TASK OBJECTIVE >>
Return the whole listing exactly as it stands.

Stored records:
** begin **
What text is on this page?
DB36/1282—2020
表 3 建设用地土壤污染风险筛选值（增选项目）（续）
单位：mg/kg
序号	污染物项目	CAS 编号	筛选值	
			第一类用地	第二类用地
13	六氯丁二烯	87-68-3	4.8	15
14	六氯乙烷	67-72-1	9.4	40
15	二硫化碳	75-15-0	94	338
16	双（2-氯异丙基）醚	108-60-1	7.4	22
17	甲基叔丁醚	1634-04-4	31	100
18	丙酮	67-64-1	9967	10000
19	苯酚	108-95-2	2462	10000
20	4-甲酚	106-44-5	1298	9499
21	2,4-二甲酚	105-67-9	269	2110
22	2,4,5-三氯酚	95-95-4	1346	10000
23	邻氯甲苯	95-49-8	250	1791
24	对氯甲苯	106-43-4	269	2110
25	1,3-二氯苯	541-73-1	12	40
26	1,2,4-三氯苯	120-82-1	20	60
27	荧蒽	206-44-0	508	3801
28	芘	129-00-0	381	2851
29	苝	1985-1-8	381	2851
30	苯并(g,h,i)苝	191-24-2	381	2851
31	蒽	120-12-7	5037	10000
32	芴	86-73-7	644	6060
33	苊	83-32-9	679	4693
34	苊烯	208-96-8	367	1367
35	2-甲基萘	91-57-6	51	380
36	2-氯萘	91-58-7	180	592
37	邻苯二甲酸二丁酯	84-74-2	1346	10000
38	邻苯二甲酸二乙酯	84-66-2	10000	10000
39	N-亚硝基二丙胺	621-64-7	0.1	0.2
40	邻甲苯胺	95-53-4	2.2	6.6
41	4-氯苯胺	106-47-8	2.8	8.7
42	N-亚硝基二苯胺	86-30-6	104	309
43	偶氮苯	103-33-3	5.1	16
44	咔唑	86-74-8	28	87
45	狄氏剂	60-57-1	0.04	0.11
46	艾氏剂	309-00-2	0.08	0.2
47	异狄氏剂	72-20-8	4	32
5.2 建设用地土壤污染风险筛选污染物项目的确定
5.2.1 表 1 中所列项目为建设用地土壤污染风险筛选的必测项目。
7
** end **
WRITTEN SOLUTION >>
What text is on this page?
DB36/1282—2020
表 3 建设用地土壤污染风险筛选值（增选项目）（续）
单位：mg/kg
序号	污染物项目	CAS 编号	筛选值	
			第一类用地	第二类用地
13	六氯丁二烯	87-68-3	4.8	15
14	六氯乙烷	67-72-1	9.4	40
15	二硫化碳	75-15-0	94	338
16	双（2-氯异丙基）醚	108-60-1	7.4	22
17	甲基叔丁醚	1634-04-4	31	100
18	丙酮	67-64-1	9967	10000
19	苯酚	108-95-2	2462	10000
20	4-甲酚	106-44-5	1298	9499
21	2,4-二甲酚	105-67-9	269	2110
22	2,4,5-三氯酚	95-95-4	1346	10000
23	邻氯甲苯	95-49-8	250	1791
24	对氯甲苯	106-43-4	269	2110
25	1,3-二氯苯	541-73-1	12	40
26	1,2,4-三氯苯	120-82-1	20	60
27	荧蒽	206-44-0	508	3801
28	芘	129-00-0	381	2851
29	苝	1985-1-8	381	2851
30	苯并(g,h,i)苝	191-24-2	381	2851
31	蒽	120-12-7	5037	10000
32	芴	86-73-7	644	6060
33	苊	83-32-9	679	4693
34	苊烯	208-96-8	367	1367
35	2-甲基萘	91-57-6	51	380
36	2-氯萘	91-58-7	180	592
37	邻苯二甲酸二丁酯	84-74-2	1346	10000
38	邻苯二甲酸二乙酯	84-66-2	10000	10000
39	N-亚硝基二丙胺	621-64-7	0.1	0.2
40	邻甲苯胺	95-53-4	2.2	6.6
41	4-氯苯胺	106-47-8	2.8	8.7
42	N-亚硝基二苯胺	86-30-6	104	309
43	偶氮苯	103-33-3	5.1	16
44	咔唑	86-74-8	28	87
45	狄氏剂	60-57-1	0.04	0.11
46	艾氏剂	309-00-2	0.08	0.2
47	异狄氏剂	72-20-8	4	32
5.2 建设用地土壤污染风险筛选污染物项目的确定
5.2.1 表 1 中所列项目为建设用地土壤污染风险筛选的必测项目。
7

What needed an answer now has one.